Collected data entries
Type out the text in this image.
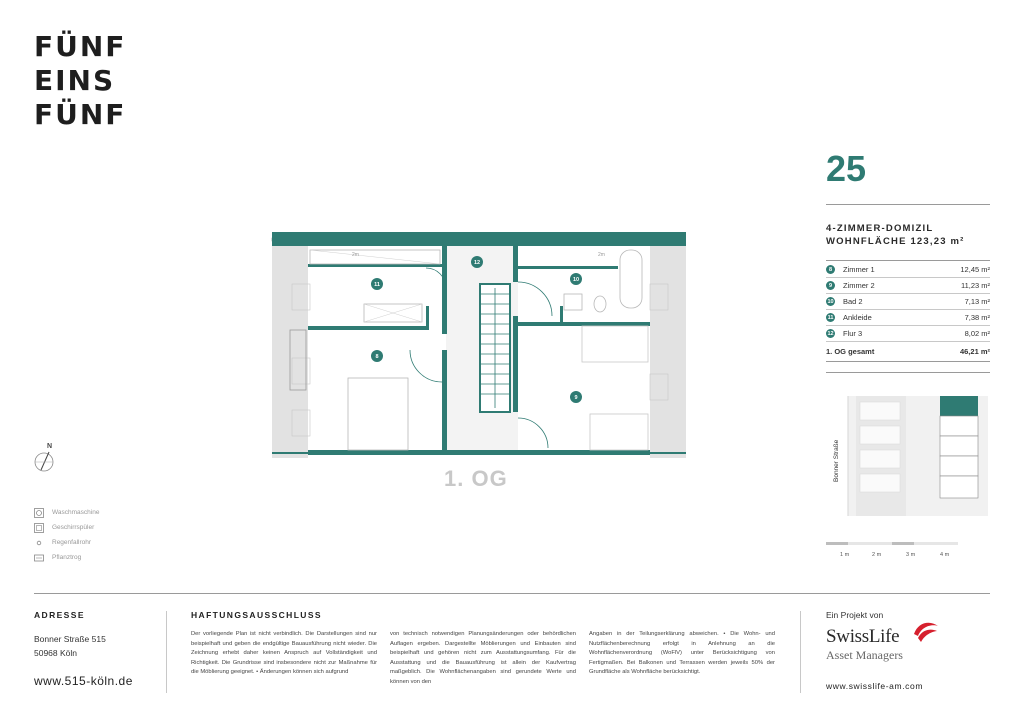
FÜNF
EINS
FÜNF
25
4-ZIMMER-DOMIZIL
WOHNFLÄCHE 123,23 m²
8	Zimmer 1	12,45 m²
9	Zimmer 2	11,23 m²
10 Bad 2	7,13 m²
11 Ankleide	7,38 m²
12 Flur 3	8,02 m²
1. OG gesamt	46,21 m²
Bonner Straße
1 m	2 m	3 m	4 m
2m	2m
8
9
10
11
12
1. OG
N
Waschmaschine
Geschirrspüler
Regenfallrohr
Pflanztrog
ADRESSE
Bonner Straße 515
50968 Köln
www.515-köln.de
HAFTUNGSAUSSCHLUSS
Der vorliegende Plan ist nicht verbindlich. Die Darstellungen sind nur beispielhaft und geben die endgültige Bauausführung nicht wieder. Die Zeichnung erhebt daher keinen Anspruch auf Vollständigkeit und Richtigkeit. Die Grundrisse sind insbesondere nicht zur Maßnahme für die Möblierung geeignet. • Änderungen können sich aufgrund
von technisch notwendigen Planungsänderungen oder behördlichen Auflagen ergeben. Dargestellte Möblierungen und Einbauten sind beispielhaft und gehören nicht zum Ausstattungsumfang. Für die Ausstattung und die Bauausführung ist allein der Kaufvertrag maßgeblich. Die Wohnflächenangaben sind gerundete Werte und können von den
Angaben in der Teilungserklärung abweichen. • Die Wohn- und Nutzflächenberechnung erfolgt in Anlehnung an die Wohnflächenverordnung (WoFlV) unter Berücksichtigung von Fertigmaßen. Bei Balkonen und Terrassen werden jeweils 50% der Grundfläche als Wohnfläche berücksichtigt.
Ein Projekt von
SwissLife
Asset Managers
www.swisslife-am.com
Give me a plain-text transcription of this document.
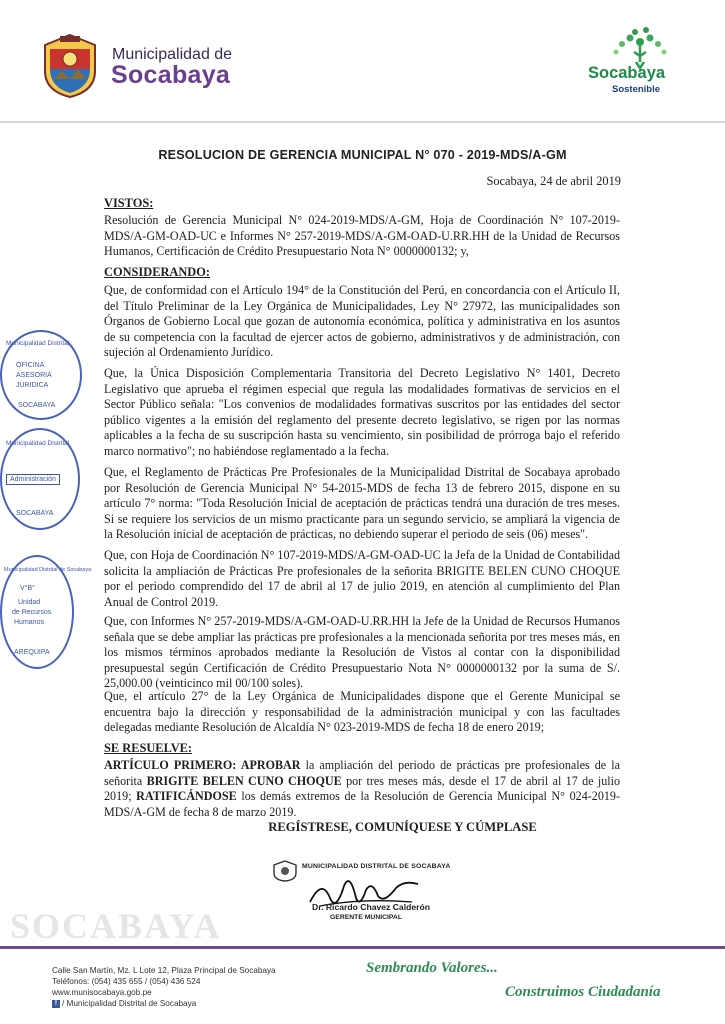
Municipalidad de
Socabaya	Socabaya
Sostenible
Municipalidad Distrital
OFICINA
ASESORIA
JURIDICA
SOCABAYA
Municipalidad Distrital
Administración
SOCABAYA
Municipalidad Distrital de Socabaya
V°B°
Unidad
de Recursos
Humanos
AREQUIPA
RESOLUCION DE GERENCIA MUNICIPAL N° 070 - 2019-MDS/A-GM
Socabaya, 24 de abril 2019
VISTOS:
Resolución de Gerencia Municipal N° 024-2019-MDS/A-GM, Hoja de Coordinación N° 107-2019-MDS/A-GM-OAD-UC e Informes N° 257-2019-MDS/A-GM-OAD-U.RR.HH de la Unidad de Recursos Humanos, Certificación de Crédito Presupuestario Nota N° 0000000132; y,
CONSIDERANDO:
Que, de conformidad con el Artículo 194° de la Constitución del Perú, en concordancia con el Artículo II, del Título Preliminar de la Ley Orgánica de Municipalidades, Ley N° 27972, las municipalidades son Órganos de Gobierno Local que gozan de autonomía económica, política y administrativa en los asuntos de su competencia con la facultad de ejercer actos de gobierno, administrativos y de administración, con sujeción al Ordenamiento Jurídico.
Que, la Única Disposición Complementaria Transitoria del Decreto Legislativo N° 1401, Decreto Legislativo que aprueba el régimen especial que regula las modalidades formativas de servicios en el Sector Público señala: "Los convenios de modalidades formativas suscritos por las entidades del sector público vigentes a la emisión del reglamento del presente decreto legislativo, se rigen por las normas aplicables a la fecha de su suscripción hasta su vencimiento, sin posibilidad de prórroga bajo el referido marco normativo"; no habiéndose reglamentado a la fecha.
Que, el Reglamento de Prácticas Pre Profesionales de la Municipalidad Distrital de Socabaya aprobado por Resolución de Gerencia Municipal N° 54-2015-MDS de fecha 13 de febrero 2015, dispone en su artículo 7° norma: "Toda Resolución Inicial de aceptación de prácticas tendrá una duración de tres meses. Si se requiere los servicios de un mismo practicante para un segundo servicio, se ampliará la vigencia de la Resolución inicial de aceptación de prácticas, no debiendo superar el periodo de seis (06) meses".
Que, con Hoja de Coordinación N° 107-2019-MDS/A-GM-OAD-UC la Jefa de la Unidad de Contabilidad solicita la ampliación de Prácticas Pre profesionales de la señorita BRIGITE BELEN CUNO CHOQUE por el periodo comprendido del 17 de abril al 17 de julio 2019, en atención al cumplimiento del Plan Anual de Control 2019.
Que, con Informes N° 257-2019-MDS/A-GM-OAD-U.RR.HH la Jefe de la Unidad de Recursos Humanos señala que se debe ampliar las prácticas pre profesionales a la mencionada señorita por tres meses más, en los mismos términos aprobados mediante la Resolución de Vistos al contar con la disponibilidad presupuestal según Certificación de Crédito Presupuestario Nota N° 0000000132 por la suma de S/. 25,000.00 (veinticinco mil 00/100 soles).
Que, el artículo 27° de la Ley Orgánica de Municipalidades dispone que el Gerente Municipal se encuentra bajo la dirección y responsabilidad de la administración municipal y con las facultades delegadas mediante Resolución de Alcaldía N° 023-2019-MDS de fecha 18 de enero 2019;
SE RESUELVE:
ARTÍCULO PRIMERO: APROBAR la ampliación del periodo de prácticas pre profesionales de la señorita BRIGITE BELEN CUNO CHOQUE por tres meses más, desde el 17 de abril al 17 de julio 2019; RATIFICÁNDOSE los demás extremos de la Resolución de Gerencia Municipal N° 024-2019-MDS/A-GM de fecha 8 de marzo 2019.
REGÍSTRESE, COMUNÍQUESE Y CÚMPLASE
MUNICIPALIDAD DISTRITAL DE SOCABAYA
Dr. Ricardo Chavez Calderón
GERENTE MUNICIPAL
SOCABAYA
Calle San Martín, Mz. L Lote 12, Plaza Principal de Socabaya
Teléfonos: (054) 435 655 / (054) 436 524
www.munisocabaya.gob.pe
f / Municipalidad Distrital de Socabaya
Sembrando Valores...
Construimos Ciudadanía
==
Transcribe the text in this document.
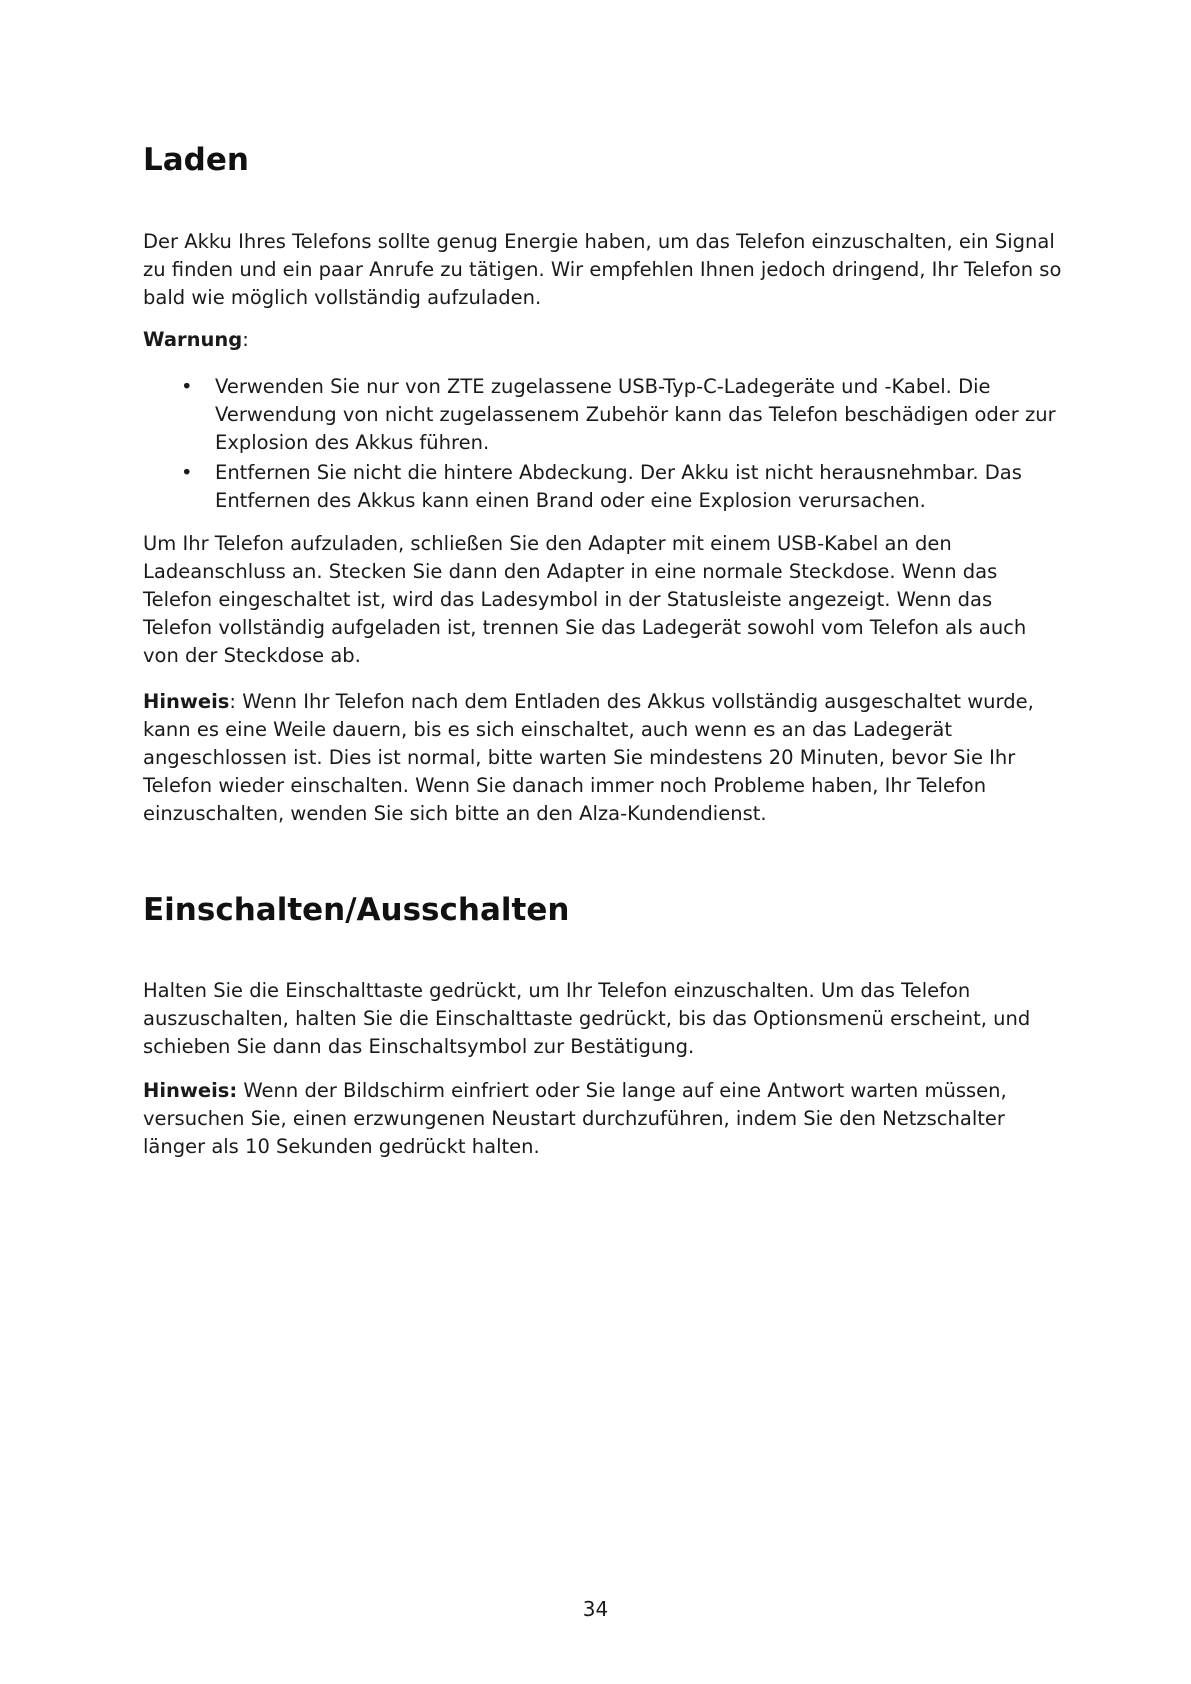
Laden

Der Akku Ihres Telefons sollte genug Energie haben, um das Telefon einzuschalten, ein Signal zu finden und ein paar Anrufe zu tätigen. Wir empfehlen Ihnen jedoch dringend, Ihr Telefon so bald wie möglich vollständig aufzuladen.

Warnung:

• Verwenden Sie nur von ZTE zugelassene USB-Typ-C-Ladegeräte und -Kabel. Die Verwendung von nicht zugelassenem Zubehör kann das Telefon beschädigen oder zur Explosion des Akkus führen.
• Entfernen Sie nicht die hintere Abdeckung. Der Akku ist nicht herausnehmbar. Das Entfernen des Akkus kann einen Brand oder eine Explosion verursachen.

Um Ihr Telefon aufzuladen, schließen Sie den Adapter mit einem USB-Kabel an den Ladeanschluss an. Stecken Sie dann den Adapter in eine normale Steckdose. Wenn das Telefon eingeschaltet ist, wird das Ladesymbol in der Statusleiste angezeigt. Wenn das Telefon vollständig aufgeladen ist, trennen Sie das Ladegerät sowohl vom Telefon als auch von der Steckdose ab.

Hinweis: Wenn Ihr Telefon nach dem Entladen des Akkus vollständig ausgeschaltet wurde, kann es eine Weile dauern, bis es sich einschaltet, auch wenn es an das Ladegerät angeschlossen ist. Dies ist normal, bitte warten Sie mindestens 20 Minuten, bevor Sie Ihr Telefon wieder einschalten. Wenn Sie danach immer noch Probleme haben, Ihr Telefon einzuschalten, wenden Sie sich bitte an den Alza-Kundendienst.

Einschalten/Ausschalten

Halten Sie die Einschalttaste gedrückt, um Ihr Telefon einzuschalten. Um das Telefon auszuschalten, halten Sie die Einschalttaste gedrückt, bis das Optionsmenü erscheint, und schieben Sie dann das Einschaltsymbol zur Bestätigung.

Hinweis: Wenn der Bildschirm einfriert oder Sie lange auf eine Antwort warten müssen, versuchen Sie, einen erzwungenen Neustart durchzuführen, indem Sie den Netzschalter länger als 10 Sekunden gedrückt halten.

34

- **Problem requirements**: Copy every single line of the material above that holds "warten".

- **Complete output**:
Hinweis: Wenn Ihr Telefon nach dem Entladen des Akkus vollständig ausgeschaltet wurde, kann es eine Weile dauern, bis es sich einschaltet, auch wenn es an das Ladegerät angeschlossen ist. Dies ist normal, bitte warten Sie mindestens 20 Minuten, bevor Sie Ihr Telefon wieder einschalten. Wenn Sie danach immer noch Probleme haben, Ihr Telefon einzuschalten, wenden Sie sich bitte an den Alza-Kundendienst.
Hinweis: Wenn der Bildschirm einfriert oder Sie lange auf eine Antwort warten müssen, versuchen Sie, einen erzwungenen Neustart durchzuführen, indem Sie den Netzschalter länger als 10 Sekunden gedrückt halten.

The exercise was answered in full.